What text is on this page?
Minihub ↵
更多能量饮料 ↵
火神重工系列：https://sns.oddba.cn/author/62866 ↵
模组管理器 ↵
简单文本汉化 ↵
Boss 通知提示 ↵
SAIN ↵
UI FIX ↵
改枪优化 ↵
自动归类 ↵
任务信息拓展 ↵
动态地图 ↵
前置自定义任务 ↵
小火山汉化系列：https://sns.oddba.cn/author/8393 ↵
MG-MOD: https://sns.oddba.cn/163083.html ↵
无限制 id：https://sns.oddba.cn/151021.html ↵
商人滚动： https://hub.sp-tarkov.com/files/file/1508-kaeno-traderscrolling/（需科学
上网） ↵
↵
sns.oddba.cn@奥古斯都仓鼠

* DIRECTIVE
Write out all records exactly, keeping every detail.

* SOLUTION FOR THIS PROBLEM
What text is on this page?
Minihub ↵
更多能量饮料 ↵
火神重工系列：https://sns.oddba.cn/author/62866 ↵
模组管理器 ↵
简单文本汉化 ↵
Boss 通知提示 ↵
SAIN ↵
UI FIX ↵
改枪优化 ↵
自动归类 ↵
任务信息拓展 ↵
动态地图 ↵
前置自定义任务 ↵
小火山汉化系列：https://sns.oddba.cn/author/8393 ↵
MG-MOD: https://sns.oddba.cn/163083.html ↵
无限制 id：https://sns.oddba.cn/151021.html ↵
商人滚动： https://hub.sp-tarkov.com/files/file/1508-kaeno-traderscrolling/（需科学
上网） ↵
↵
sns.oddba.cn@奥古斯都仓鼠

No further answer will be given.